- **Aim of the exercise**
Which lines hold the word "desarrollo"? Copy each of them from the material.

------------------------------

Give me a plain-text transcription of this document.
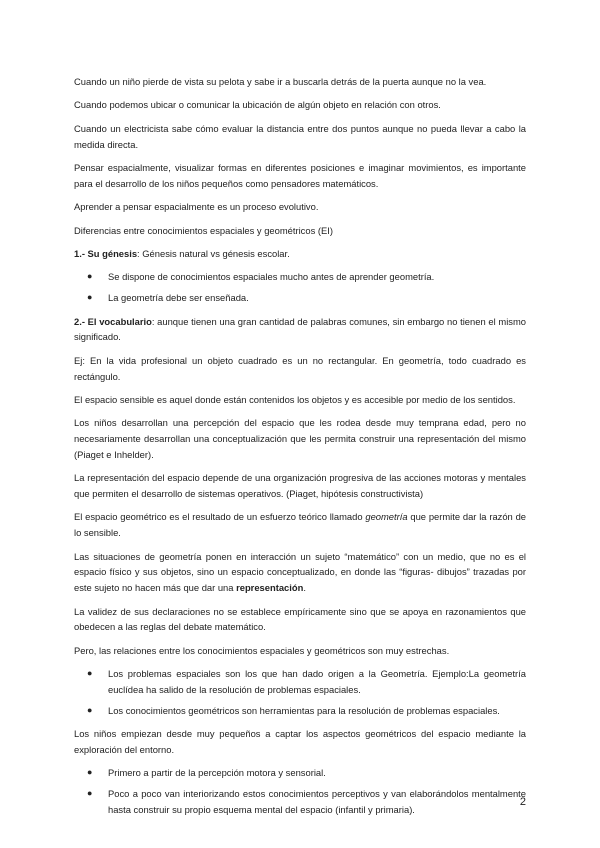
Cuando un niño pierde de vista su pelota y sabe ir a buscarla detrás de la puerta aunque no la vea.

Cuando podemos ubicar o comunicar la ubicación de algún objeto en relación con otros.

Cuando un electricista sabe cómo evaluar la distancia entre dos puntos aunque no pueda llevar a cabo la medida directa.

Pensar espacialmente, visualizar formas en diferentes posiciones e imaginar movimientos, es importante para el desarrollo de los niños pequeños como pensadores matemáticos.

Aprender a pensar espacialmente es un proceso evolutivo.

Diferencias entre conocimientos espaciales y geométricos (EI)

1.- Su génesis: Génesis natural vs génesis escolar.

● Se dispone de conocimientos espaciales mucho antes de aprender geometría.
● La geometría debe ser enseñada.

2.- El vocabulario: aunque tienen una gran cantidad de palabras comunes, sin embargo no tienen el mismo significado.

Ej: En la vida profesional un objeto cuadrado es un no rectangular. En geometría, todo cuadrado es rectángulo.

El espacio sensible es aquel donde están contenidos los objetos y es accesible por medio de los sentidos.

Los niños desarrollan una percepción del espacio que les rodea desde muy temprana edad, pero no necesariamente desarrollan una conceptualización que les permita construir una representación del mismo (Piaget e Inhelder).

La representación del espacio depende de una organización progresiva de las acciones motoras y mentales que permiten el desarrollo de sistemas operativos. (Piaget, hipótesis constructivista)

El espacio geométrico es el resultado de un esfuerzo teórico llamado geometría que permite dar la razón de lo sensible.

Las situaciones de geometría ponen en interacción un sujeto “matemático” con un medio, que no es el espacio físico y sus objetos, sino un espacio conceptualizado, en donde las “figuras- dibujos” trazadas por este sujeto no hacen más que dar una representación.

La validez de sus declaraciones no se establece empíricamente sino que se apoya en razonamientos que obedecen a las reglas del debate matemático.

Pero, las relaciones entre los conocimientos espaciales y geométricos son muy estrechas.

● Los problemas espaciales son los que han dado origen a la Geometría. Ejemplo:La geometría euclídea ha salido de la resolución de problemas espaciales.
● Los conocimientos geométricos son herramientas para la resolución de problemas espaciales.

Los niños empiezan desde muy pequeños a captar los aspectos geométricos del espacio mediante la exploración del entorno.

● Primero a partir de la percepción motora y sensorial.
● Poco a poco van interiorizando estos conocimientos perceptivos y van elaborándolos mentalmente hasta construir su propio esquema mental del espacio (infantil y primaria).
2
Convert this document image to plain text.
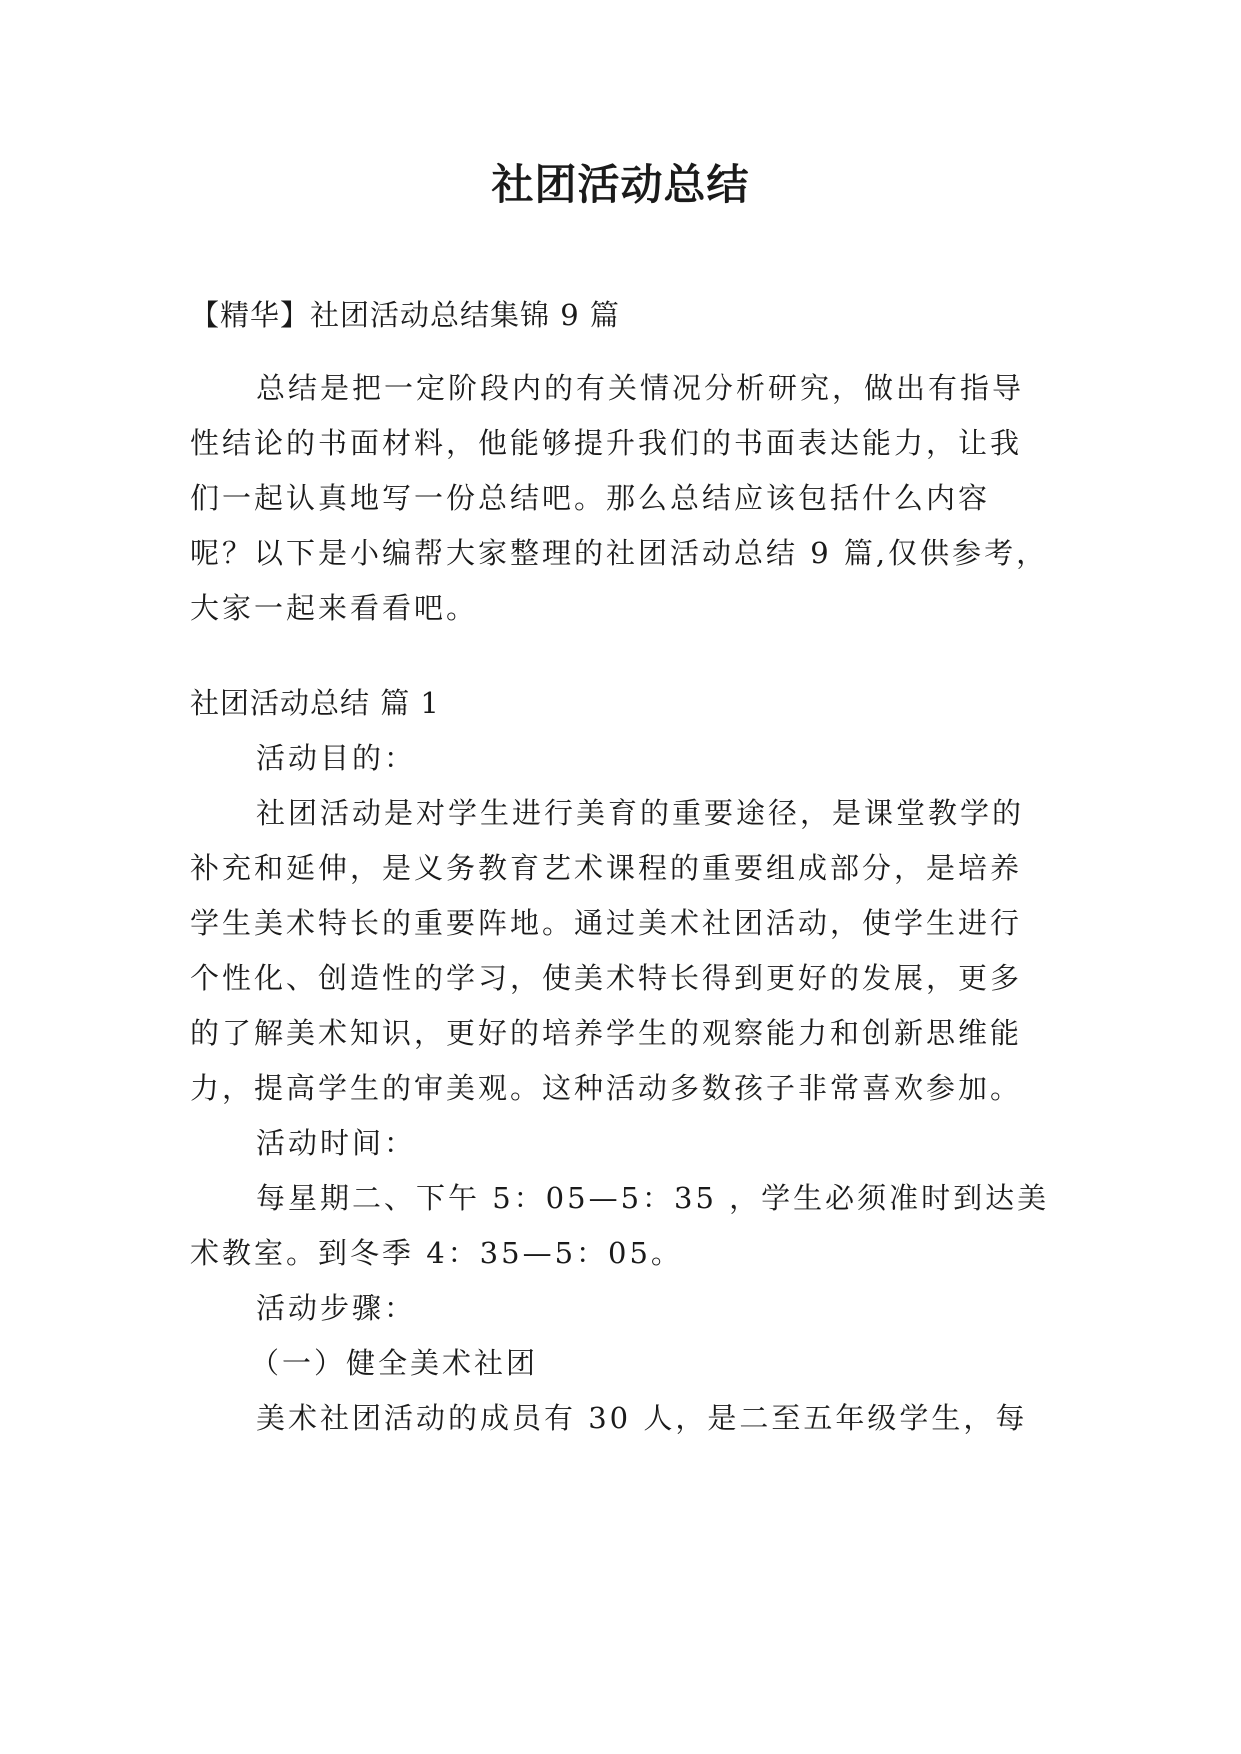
社团活动总结
【精华】社团活动总结集锦 9 篇
总结是把一定阶段内的有关情况分析研究，做出有指导
性结论的书面材料，他能够提升我们的书面表达能力，让我
们一起认真地写一份总结吧。那么总结应该包括什么内容
呢？以下是小编帮大家整理的社团活动总结 9 篇,仅供参考，
大家一起来看看吧。
社团活动总结 篇 1
活动目的：
社团活动是对学生进行美育的重要途径，是课堂教学的
补充和延伸，是义务教育艺术课程的重要组成部分，是培养
学生美术特长的重要阵地。通过美术社团活动，使学生进行
个性化、创造性的学习，使美术特长得到更好的发展，更多
的了解美术知识，更好的培养学生的观察能力和创新思维能
力，提高学生的审美观。这种活动多数孩子非常喜欢参加。
活动时间：
每星期二、下午 5：05—5：35 ，学生必须准时到达美
术教室。到冬季 4：35—5：05。
活动步骤：
（一）健全美术社团
美术社团活动的成员有 30 人，是二至五年级学生，每
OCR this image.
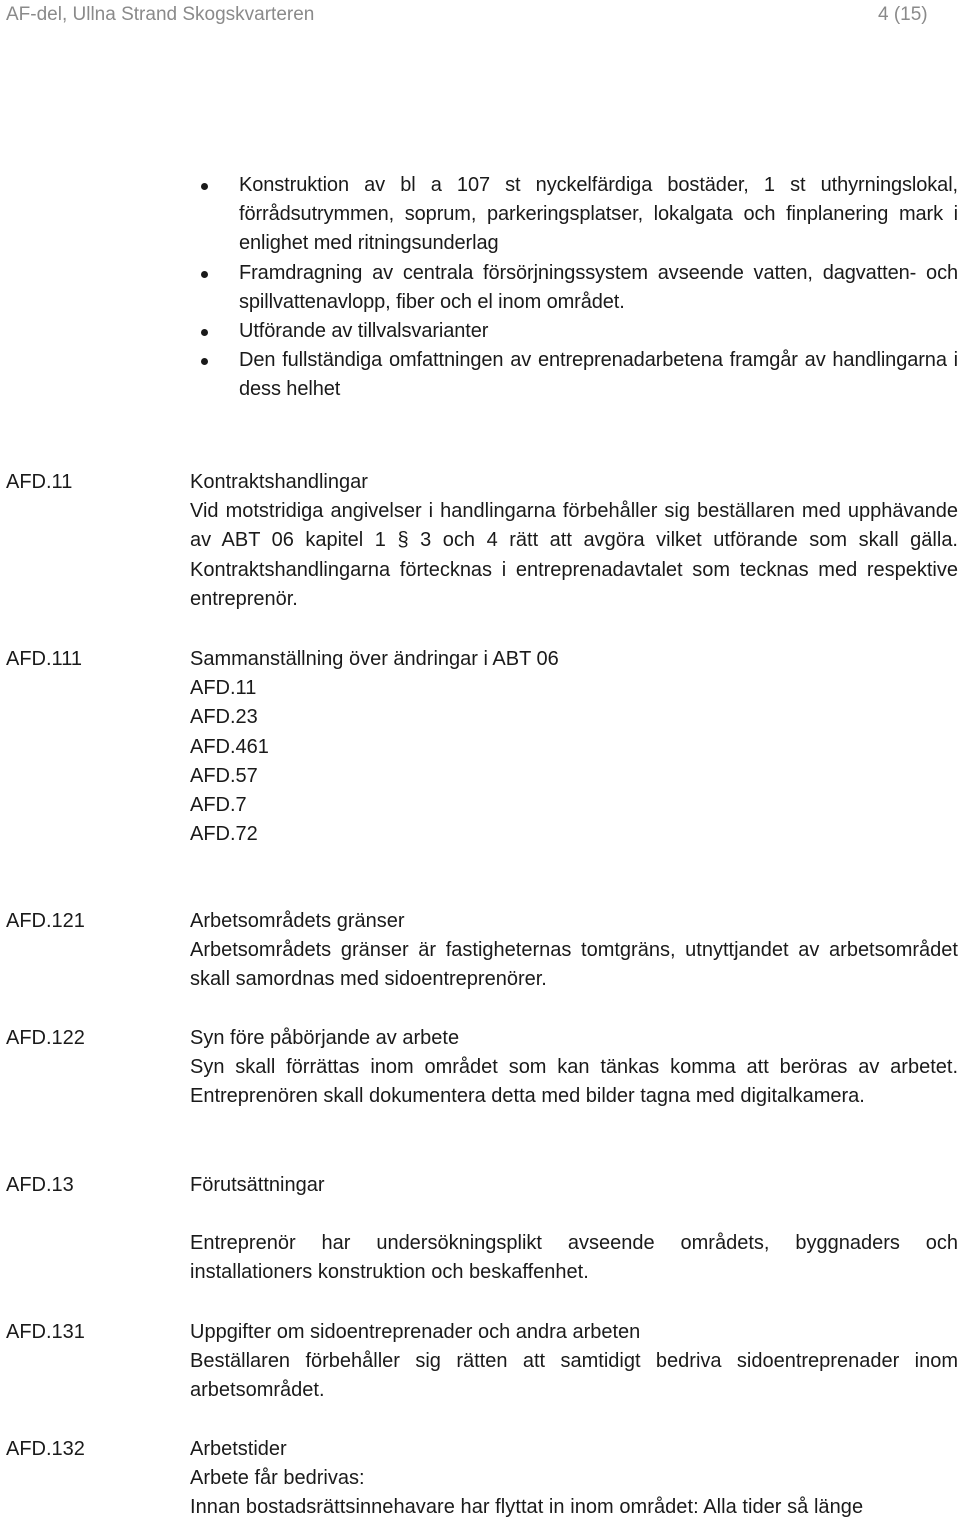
AF-del, Ullna Strand Skogskvarteren	4 (15)
Konstruktion av bl a 107 st nyckelfärdiga bostäder, 1 st uthyrningslokal, förrådsutrymmen, soprum, parkeringsplatser, lokalgata och finplanering mark i enlighet med ritningsunderlag
Framdragning av centrala försörjningssystem avseende vatten, dagvatten- och spillvattenavlopp, fiber och el inom området.
Utförande av tillvalsvarianter
Den fullständiga omfattningen av entreprenadarbetena framgår av handlingarna i dess helhet
AFD.11	Kontraktshandlingar

Vid motstridiga angivelser i handlingarna förbehåller sig beställaren med upphävande av ABT 06 kapitel 1 § 3 och 4 rätt att avgöra vilket utförande som skall gälla. Kontraktshandlingarna förtecknas i entreprenadavtalet som tecknas med respektive entreprenör.

AFD.111	Sammanställning över ändringar i ABT 06
AFD.11
AFD.23
AFD.461
AFD.57
AFD.7
AFD.72
AFD.121	Arbetsområdets gränser

Arbetsområdets gränser är fastigheternas tomtgräns, utnyttjandet av arbetsområdet skall samordnas med sidoentreprenörer.

AFD.122	Syn före påbörjande av arbete

Syn skall förrättas inom området som kan tänkas komma att beröras av arbetet. Entreprenören skall dokumentera detta med bilder tagna med digitalkamera.

AFD.13	Förutsättningar

Entreprenör har undersökningsplikt avseende områdets, byggnaders och installationers konstruktion och beskaffenhet.

AFD.131	Uppgifter om sidoentreprenader och andra arbeten

Beställaren förbehåller sig rätten att samtidigt bedriva sidoentreprenader inom arbetsområdet.

AFD.132	Arbetstider
Arbete får bedrivas:
Innan bostadsrättsinnehavare har flyttat in inom området: Alla tider så länge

------------------------------

- **Result for this task**
Pensar espacialmente, visualizar formas en diferentes posiciones e imaginar movimientos, es importante para el desarrollo de los niños pequeños como pensadores matemáticos.
La representación del espacio depende de una organización progresiva de las acciones motoras y mentales que permiten el desarrollo de sistemas operativos. (Piaget, hipótesis constructivista)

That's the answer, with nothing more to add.